[Data extracted from a collection]
--- START ---

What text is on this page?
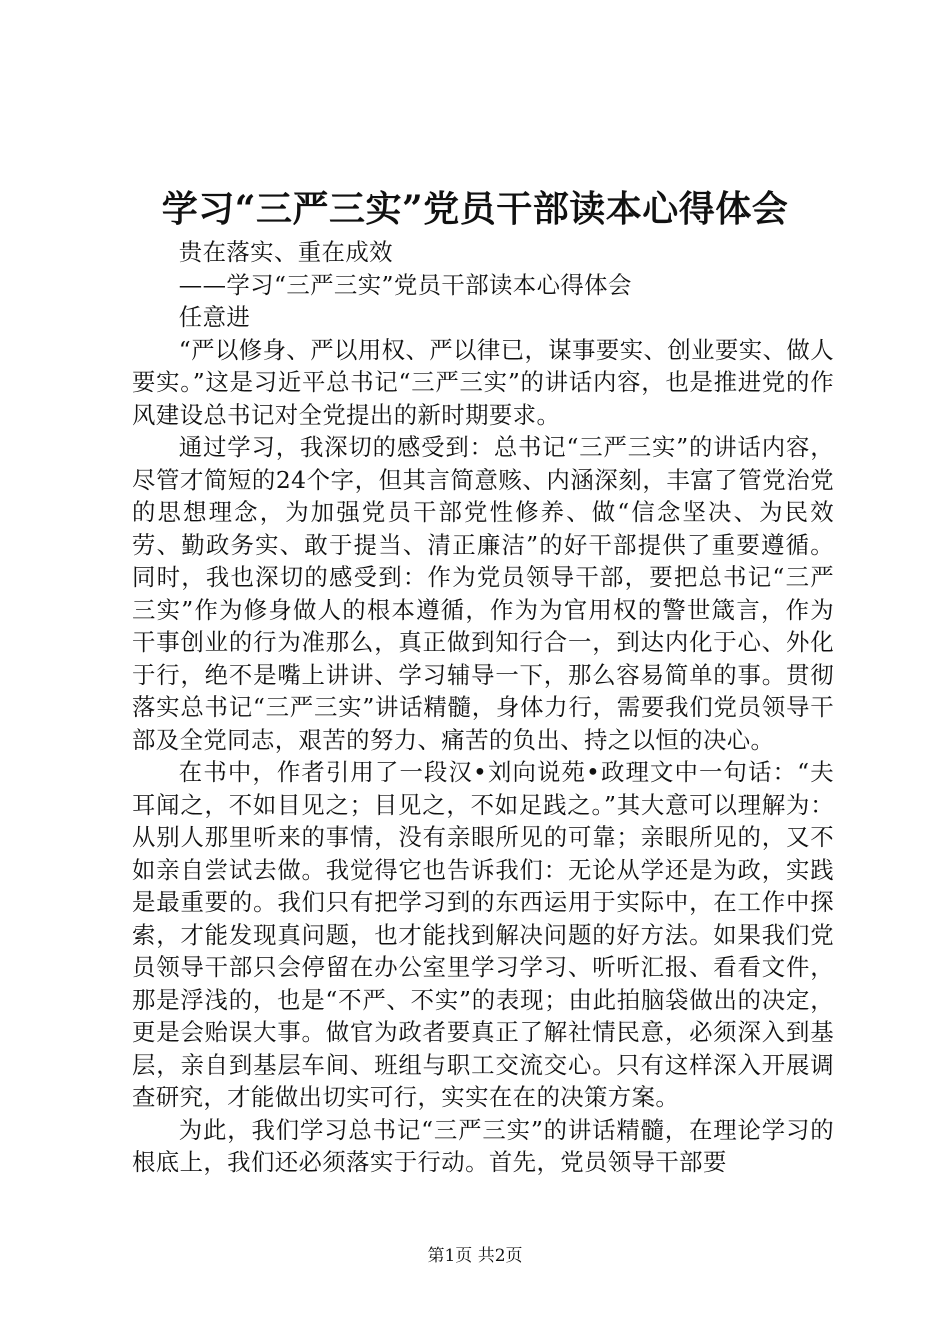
学习“三严三实”党员干部读本心得体会

贵在落实、重在成效

——学习“三严三实”党员干部读本心得体会

任意进

“严以修身、严以用权、严以律已，谋事要实、创业要实、做人要实。”这是习近平总书记“三严三实”的讲话内容，也是推进党的作风建设总书记对全党提出的新时期要求。

通过学习，我深切的感受到：总书记“三严三实”的讲话内容，尽管才简短的24个字，但其言简意赅、内涵深刻，丰富了管党治党的思想理念，为加强党员干部党性修养、做“信念坚决、为民效劳、勤政务实、敢于提当、清正廉洁”的好干部提供了重要遵循。同时，我也深切的感受到：作为党员领导干部，要把总书记“三严三实”作为修身做人的根本遵循，作为为官用权的警世箴言，作为干事创业的行为准那么，真正做到知行合一，到达内化于心、外化于行，绝不是嘴上讲讲、学习辅导一下，那么容易简单的事。贯彻落实总书记“三严三实”讲话精髓，身体力行，需要我们党员领导干部及全党同志，艰苦的努力、痛苦的负出、持之以恒的决心。

在书中，作者引用了一段汉•刘向说苑•政理文中一句话：“夫耳闻之，不如目见之；目见之，不如足践之。”其大意可以理解为：从别人那里听来的事情，没有亲眼所见的可靠；亲眼所见的，又不如亲自尝试去做。我觉得它也告诉我们：无论从学还是为政，实践是最重要的。我们只有把学习到的东西运用于实际中，在工作中探索，才能发现真问题，也才能找到解决问题的好方法。如果我们党员领导干部只会停留在办公室里学习学习、听听汇报、看看文件，那是浮浅的，也是“不严、不实”的表现；由此拍脑袋做出的决定，更是会贻误大事。做官为政者要真正了解社情民意，必须深入到基层，亲自到基层车间、班组与职工交流交心。只有这样深入开展调查研究，才能做出切实可行，实实在在的决策方案。

为此，我们学习总书记“三严三实”的讲话精髓，在理论学习的根底上，我们还必须落实于行动。首先，党员领导干部要

第1页 共2页
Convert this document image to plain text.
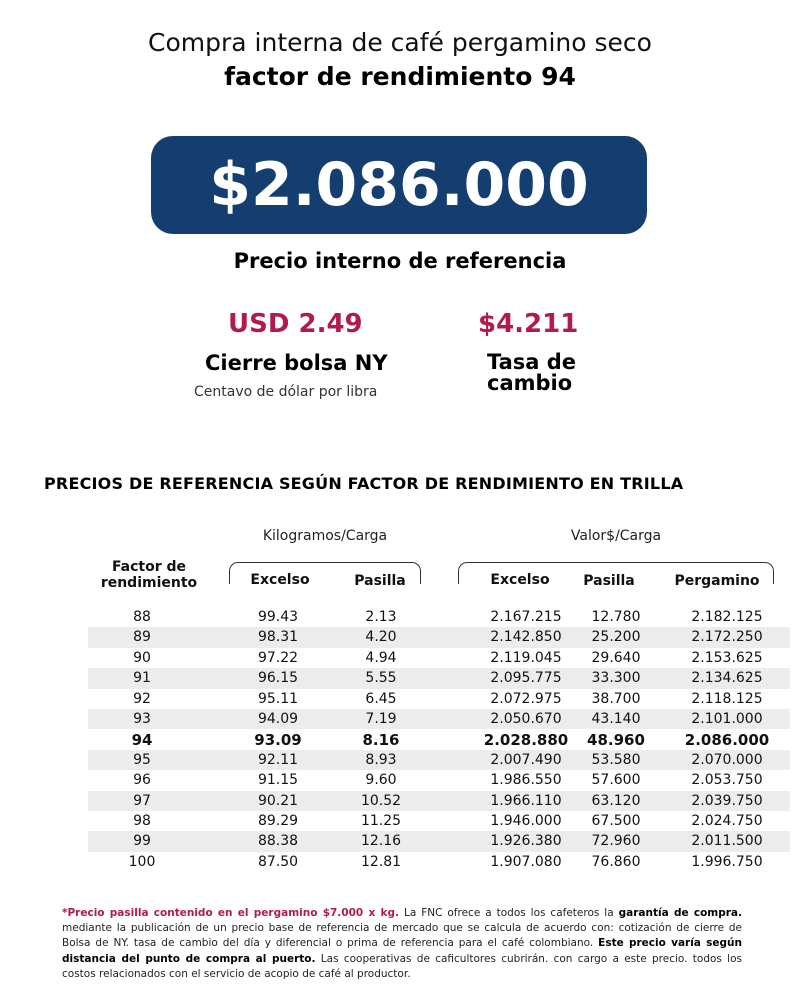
Compra interna de café pergamino seco
factor de rendimiento 94
$2.086.000
Precio interno de referencia
USD 2.49
Cierre bolsa NY
Centavo de dólar por libra
$4.211
Tasa de
cambio
PRECIOS DE REFERENCIA SEGÚN FACTOR DE RENDIMIENTO EN TRILLA
Kilogramos/Carga	Valor$/Carga
Factor de
rendimiento	Excelso	Pasilla	Excelso	Pasilla	Pergamino
88	99.43	2.13	2.167.215	12.780	2.182.125
89	98.31	4.20	2.142.850	25.200	2.172.250
90	97.22	4.94	2.119.045	29.640	2.153.625
91	96.15	5.55	2.095.775	33.300	2.134.625
92	95.11	6.45	2.072.975	38.700	2.118.125
93	94.09	7.19	2.050.670	43.140	2.101.000
94	93.09	8.16	2.028.880	48.960	2.086.000
95	92.11	8.93	2.007.490	53.580	2.070.000
96	91.15	9.60	1.986.550	57.600	2.053.750
97	90.21	10.52	1.966.110	63.120	2.039.750
98	89.29	11.25	1.946.000	67.500	2.024.750
99	88.38	12.16	1.926.380	72.960	2.011.500
100	87.50	12.81	1.907.080	76.860	1.996.750
*Precio pasilla contenido en el pergamino $7.000 x kg. La FNC ofrece a todos los cafeteros la garantía de compra. mediante la publicación de un precio base de referencia de mercado que se calcula de acuerdo con: cotización de cierre de Bolsa de NY. tasa de cambio del día y diferencial o prima de referencia para el café colombiano. Este precio varía según distancia del punto de compra al puerto. Las cooperativas de caficultores cubrirán. con cargo a este precio. todos los costos relacionados con el servicio de acopio de café al productor.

--- END ---

Without including any pictures, print all of the material exactly as given.

What text is on this page?
学习“三严三实”党员干部读本心得体会

贵在落实、重在成效

——学习“三严三实”党员干部读本心得体会

任意进

“严以修身、严以用权、严以律已，谋事要实、创业要实、做人要实。”这是习近平总书记“三严三实”的讲话内容，也是推进党的作风建设总书记对全党提出的新时期要求。

通过学习，我深切的感受到：总书记“三严三实”的讲话内容，尽管才简短的24个字，但其言简意赅、内涵深刻，丰富了管党治党的思想理念，为加强党员干部党性修养、做“信念坚决、为民效劳、勤政务实、敢于提当、清正廉洁”的好干部提供了重要遵循。同时，我也深切的感受到：作为党员领导干部，要把总书记“三严三实”作为修身做人的根本遵循，作为为官用权的警世箴言，作为干事创业的行为准那么，真正做到知行合一，到达内化于心、外化于行，绝不是嘴上讲讲、学习辅导一下，那么容易简单的事。贯彻落实总书记“三严三实”讲话精髓，身体力行，需要我们党员领导干部及全党同志，艰苦的努力、痛苦的负出、持之以恒的决心。

在书中，作者引用了一段汉•刘向说苑•政理文中一句话：“夫耳闻之，不如目见之；目见之，不如足践之。”其大意可以理解为：从别人那里听来的事情，没有亲眼所见的可靠；亲眼所见的，又不如亲自尝试去做。我觉得它也告诉我们：无论从学还是为政，实践是最重要的。我们只有把学习到的东西运用于实际中，在工作中探索，才能发现真问题，也才能找到解决问题的好方法。如果我们党员领导干部只会停留在办公室里学习学习、听听汇报、看看文件，那是浮浅的，也是“不严、不实”的表现；由此拍脑袋做出的决定，更是会贻误大事。做官为政者要真正了解社情民意，必须深入到基层，亲自到基层车间、班组与职工交流交心。只有这样深入开展调查研究，才能做出切实可行，实实在在的决策方案。

为此，我们学习总书记“三严三实”的讲话精髓，在理论学习的根底上，我们还必须落实于行动。首先，党员领导干部要

第1页 共2页
Convert this document image to plain text.
Compra interna de café pergamino seco
factor de rendimiento 94
$2.086.000
Precio interno de referencia
USD 2.49
Cierre bolsa NY
Centavo de dólar por libra
$4.211
Tasa de
cambio
PRECIOS DE REFERENCIA SEGÚN FACTOR DE RENDIMIENTO EN TRILLA
Kilogramos/Carga	Valor$/Carga
Factor de
rendimiento	Excelso	Pasilla	Excelso	Pasilla	Pergamino
88	99.43	2.13	2.167.215	12.780	2.182.125
89	98.31	4.20	2.142.850	25.200	2.172.250
90	97.22	4.94	2.119.045	29.640	2.153.625
91	96.15	5.55	2.095.775	33.300	2.134.625
92	95.11	6.45	2.072.975	38.700	2.118.125
93	94.09	7.19	2.050.670	43.140	2.101.000
94	93.09	8.16	2.028.880	48.960	2.086.000
95	92.11	8.93	2.007.490	53.580	2.070.000
96	91.15	9.60	1.986.550	57.600	2.053.750
97	90.21	10.52	1.966.110	63.120	2.039.750
98	89.29	11.25	1.946.000	67.500	2.024.750
99	88.38	12.16	1.926.380	72.960	2.011.500
100	87.50	12.81	1.907.080	76.860	1.996.750
*Precio pasilla contenido en el pergamino $7.000 x kg. La FNC ofrece a todos los cafeteros la garantía de compra. mediante la publicación de un precio base de referencia de mercado que se calcula de acuerdo con: cotización de cierre de Bolsa de NY. tasa de cambio del día y diferencial o prima de referencia para el café colombiano. Este precio varía según distancia del punto de compra al puerto. Las cooperativas de caficultores cubrirán. con cargo a este precio. todos los costos relacionados con el servicio de acopio de café al productor.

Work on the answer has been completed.